Quando se refere aos políticos, Santo Agostinho dirige um louvor a Deus: “Sois o único que sabes comandar sem orgulho (sine thypho) porque sois o verdadeiro Senhor e porque não tendes um Senhor”. As pessoas desempenham papéis no Estado, como governantes ou lideradas. Elas sofrem a tentação de lisonjas ou demagogias. Segundo Agostinho, quando os políticos agem, o diabo aplaude: “Ótimo, ótimo”. E assim os torna “semelhantes a ele, para fazer de nós, nas trevas e no frio, escravos do perverso e tortuoso imitador da potência divina”. O padre usa o termo grego thypho, cujo significado é “inchaço”, para designar a soberba. O mesmo vocábulo se aplicava em seu tempo à febre da qual surge a estupidez momentânea em que se encontra o doente. A palavra também designa a cegueira trazida pela fumaça, o que metaforicamente desvela o indivíduo desprovido de visão por causa de sua arrogância.

Agostinho diz que o diabo imita tortuosamente o divino e nos incentiva a fazer o mesmo. A busca de roubar as luminosas bases celestiais do poder reforça as trevas do mundo. A ordem celeste se degrada em perversões. No universo cristão calaram fundo as fórmulas agostinianas. Em qualquer política mundana “tudo se inverte, os efeitos precedem as causas, nada do que se espera ocorre. (…) Um sujeito recebe o golpe que planejava dar, outro morre quando se imaginava seguro, outro sofre o que não sonhava; tudo se transforma em noite, no obscuro entre as brumas e trevas” (G. Naudé). O satanismo do poder inclui missas negras pavorosas, sob cruzes de cabeça para baixo. Agostinho aponta os hipócritas inchados de orgulho que fazem pose de combater a corrupção escondendo seus próprios usos corruptos. Eles fingem condenar a soberba, mas agem de modo soberbo. Temos, então, os “excelentes imitadores de Satã” (Confissões, Livro 10, capítulos 36, 37, e 38). Eles quiseram corromper o Eterno e agora corrompem toda a terra.

Outro doutor da Igreja, ao discutir a tara política, afirma que nela o crime reside no alvo de roubar o poder divino, “o desejo de ser a regra dos outros (…), querer os primeiros lugares e não submeter-se de algum modo, é o pecado do orgulho. Assim, diz-se com justeza que o primeiro erro do demônio foi o orgulho. Um erro no princípio é fonte de erros variados e múltiplos na vontade; ódio em relação a Deus que resiste ao orgulho e pune com justiça a falta, inveja em relação ao homem” (Summa contra os gentios). Em profundo comentário ao Livro de Jó, Aquino discute o arrogante Leviatã (emblema de Hobbes para o poder absoluto) e proclama: “O intento do demônio é agarrar tudo o que é sublime. (…) O diabo não apenas em si mesmo é orgulhoso, mas ultrapassa todo o mundo em soberba e mostra-se como a fonte do orgulho (…). O que mais deveria ser temido por Jó é que o diabo pedisse para o tentar, levando-o ao orgulho e ao seu reino”.

* [Dados armazenados]
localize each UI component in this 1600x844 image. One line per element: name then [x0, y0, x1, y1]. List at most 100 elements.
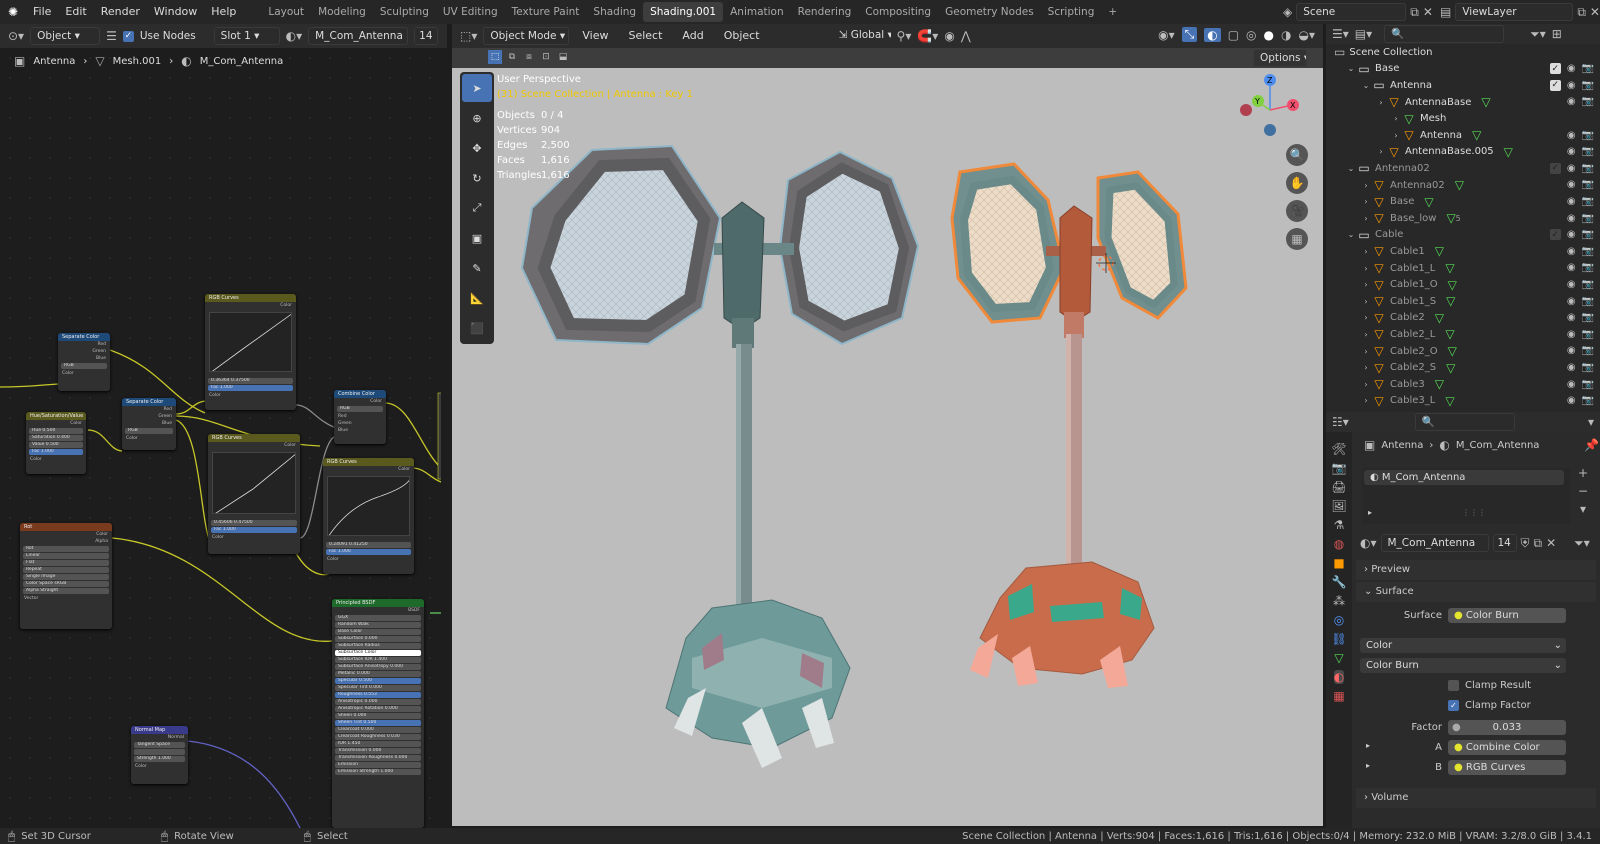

* [Instrução 1]
Responda a cada pergunta com base no texto sobre a soberba na política.
(a) Qual é o significado do termo grego thypho?
(b) Segundo Agostinho, o que o diabo diz quando os políticos agem?
(c) De que o Leviatã é emblema para Hobbes?
* [Instrução 2] Escreva a parte seguinte do texto sobre a soberba na política, começando logo depois da última frase apresentada.
As linhas não têm relação com o texto sobre a soberba na política.

* [Resposta redigida 1]
(a) Significa "inchaço".
(b) O diabo aplaude: "Ótimo, ótimo".
(c) O Leviatã é emblema do poder absoluto.

* [Resposta redigida 2]
Mesmo autores que ajudaram a dividir o Estado e suas bases religiosas, como Francis Bacon, usam o simile angélico para expor mazelas políticas: “O desejo de poder em excesso causou a queda dos anjos; o desejo de saber em excesso causou a queda do homem” (Of goodness & Goodness of Nature). Hobbes, para defender a temporária atenuação da guerra de todos contra todos, põe o orgulho como algo a ser impedido na República. Segundo Norberto Bobbio, o poder absoluto, no sentido hobbesiano, só consegue alguma paz na alcateia humana se impede ações orgulhosas. Maquiavel, inclusive, que buscou abafar as virtudes cristãs da humildade em proveito de uma ética pagã, evidencia os males trazidos pelo orgulho dos príncipes imprudentes.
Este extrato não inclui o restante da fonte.